I was born in the old Lynn Hospital and grew up right here in Lynn.  I attended Our Lady of the Assumption and went to high school at St. Mary’s.  After receiving scholarships I went on to Endicott College and graduated with a degree in Graphic Design.  I like many others faced tough economy changes which put me in a position to change fields a couple of times.  I started out in the dot.com industry and moved on to hospitality where I managed restaurants including one on Martha’s Vineyard.  When my father, Bob Walsh, started a small heating oil business here in Lynn, I took on the role of running the office, as well as driving the oil trucks and delivering to residents in the community.

My adaptability in different economic conditions, work experience of overseeing the day to day operations of small business and dealing with the public is what I bring to the City Council.  It is also important to note that I grew up around the Lynn’s waterfront.  My family is well known for the ‘Walsh’s Deep Sea Fishing’ boats on Lynn’s waterfront. I have a lot of knowledge about boating, docks, use and access of the harbor, and the effects of the weather.  Since the city has an agenda to develop the waterfront, I believe that it is important for Lynn to have councilman, like myself, who grew up in that environment.

I also bring to the table my leadership skills with community involvement.  I serve as an officer in the Knights of Columbus and as a board member of The Friends of Lynn Woods.  I am an usher at St. Pius V parish and have taken on a role as a facilitator with their ARISE program.  I am an avid runner and participate in Lynn events including the Clock to the Rock, the St Pat’s Day, and the Lynn Woods races.  Those that know me, see that I volunteer as much as I can, for any community events, whether it is for Item Santa or local neighborhood cleanups.
 

2. Why are you running for Councilor At-Large?

I am running for Councilor At Large because I want help get Lynn moving forward again.  First, I believe it is important for the sitting council to work with the sitting mayor for any city to gets its wheels turning again.  As your Councilor At Large, I will work to improve the seemingly lack of communication that has occurred recently between the mayor’s office and the council.

• _INFORMATION SHOWN_:
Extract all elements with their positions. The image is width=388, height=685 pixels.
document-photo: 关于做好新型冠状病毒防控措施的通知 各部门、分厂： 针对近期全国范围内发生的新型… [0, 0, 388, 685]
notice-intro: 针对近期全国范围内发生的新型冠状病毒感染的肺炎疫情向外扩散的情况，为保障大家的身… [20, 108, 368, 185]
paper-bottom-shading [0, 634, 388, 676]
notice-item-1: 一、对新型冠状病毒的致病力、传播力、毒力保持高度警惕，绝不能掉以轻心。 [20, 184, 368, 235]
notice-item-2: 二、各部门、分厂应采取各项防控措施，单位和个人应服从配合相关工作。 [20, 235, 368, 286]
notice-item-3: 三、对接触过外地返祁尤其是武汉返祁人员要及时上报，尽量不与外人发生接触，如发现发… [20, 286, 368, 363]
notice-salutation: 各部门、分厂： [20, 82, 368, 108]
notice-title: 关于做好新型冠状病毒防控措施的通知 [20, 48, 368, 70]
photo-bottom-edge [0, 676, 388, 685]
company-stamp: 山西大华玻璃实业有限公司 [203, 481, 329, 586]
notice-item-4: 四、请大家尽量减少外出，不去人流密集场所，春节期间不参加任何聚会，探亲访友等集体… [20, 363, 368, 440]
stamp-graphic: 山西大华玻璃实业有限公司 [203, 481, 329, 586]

• _QUESTIONS TO ANSWER_:
(a) In the candidate statement, transcribe the stretch from "2. Why are you" through "and the council.".
(b) List every school the candidate statement says the writer attended.

• _SOLUTIONS TO THE PROBLEMS_:
(a)
2. Why are you running for Councilor At-Large?

I am running for Councilor At Large because I want help get Lynn moving forward again.  First, I believe it is important for the sitting council to work with the sitting mayor for any city to gets its wheels turning again.  As your Councilor At Large, I will work to improve the seemingly lack of communication that has occurred recently between the mayor’s office and the council.

(b)
- Our Lady of the Assumption
- St. Mary's
- Endicott College